**WORK TO BE COMPLETED:** Below is a set of records; print all of them exactly as written.

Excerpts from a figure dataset
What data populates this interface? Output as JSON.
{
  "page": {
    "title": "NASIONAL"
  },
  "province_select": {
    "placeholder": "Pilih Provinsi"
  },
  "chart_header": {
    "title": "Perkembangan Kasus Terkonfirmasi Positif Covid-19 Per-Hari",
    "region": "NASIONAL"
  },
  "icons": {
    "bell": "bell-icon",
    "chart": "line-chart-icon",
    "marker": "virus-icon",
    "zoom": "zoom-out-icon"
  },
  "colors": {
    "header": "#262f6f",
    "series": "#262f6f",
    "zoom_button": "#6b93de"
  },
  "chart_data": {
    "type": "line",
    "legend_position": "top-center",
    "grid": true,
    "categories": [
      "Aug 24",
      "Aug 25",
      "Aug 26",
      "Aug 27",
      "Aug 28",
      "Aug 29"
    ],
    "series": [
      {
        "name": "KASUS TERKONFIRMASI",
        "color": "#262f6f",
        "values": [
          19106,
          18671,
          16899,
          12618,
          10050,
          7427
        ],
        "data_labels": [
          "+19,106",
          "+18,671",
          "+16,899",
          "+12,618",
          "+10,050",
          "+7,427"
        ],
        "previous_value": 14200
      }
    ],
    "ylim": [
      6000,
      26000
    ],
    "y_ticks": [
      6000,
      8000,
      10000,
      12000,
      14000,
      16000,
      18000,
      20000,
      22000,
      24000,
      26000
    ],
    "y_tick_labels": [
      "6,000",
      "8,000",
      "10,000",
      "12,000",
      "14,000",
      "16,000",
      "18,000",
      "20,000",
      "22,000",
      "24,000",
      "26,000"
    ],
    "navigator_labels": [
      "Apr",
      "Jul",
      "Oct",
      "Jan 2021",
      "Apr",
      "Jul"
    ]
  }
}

**RESULT:**
What data populates this interface? Output as JSON.
{
  "page": {
    "title": "NASIONAL"
  },
  "province_select": {
    "placeholder": "Pilih Provinsi"
  },
  "chart_header": {
    "title": "Perkembangan Kasus Terkonfirmasi Positif Covid-19 Per-Hari",
    "region": "NASIONAL"
  },
  "icons": {
    "bell": "bell-icon",
    "chart": "line-chart-icon",
    "marker": "virus-icon",
    "zoom": "zoom-out-icon"
  },
  "colors": {
    "header": "#262f6f",
    "series": "#262f6f",
    "zoom_button": "#6b93de"
  },
  "chart_data": {
    "type": "line",
    "legend_position": "top-center",
    "grid": true,
    "categories": [
      "Aug 24",
      "Aug 25",
      "Aug 26",
      "Aug 27",
      "Aug 28",
      "Aug 29"
    ],
    "series": [
      {
        "name": "KASUS TERKONFIRMASI",
        "color": "#262f6f",
        "values": [
          19106,
          18671,
          16899,
          12618,
          10050,
          7427
        ],
        "data_labels": [
          "+19,106",
          "+18,671",
          "+16,899",
          "+12,618",
          "+10,050",
          "+7,427"
        ],
        "previous_value": 14200
      }
    ],
    "ylim": [
      6000,
      26000
    ],
    "y_ticks": [
      6000,
      8000,
      10000,
      12000,
      14000,
      16000,
      18000,
      20000,
      22000,
      24000,
      26000
    ],
    "y_tick_labels": [
      "6,000",
      "8,000",
      "10,000",
      "12,000",
      "14,000",
      "16,000",
      "18,000",
      "20,000",
      "22,000",
      "24,000",
      "26,000"
    ],
    "navigator_labels": [
      "Apr",
      "Jul",
      "Oct",
      "Jan 2021",
      "Apr",
      "Jul"
    ]
  }
}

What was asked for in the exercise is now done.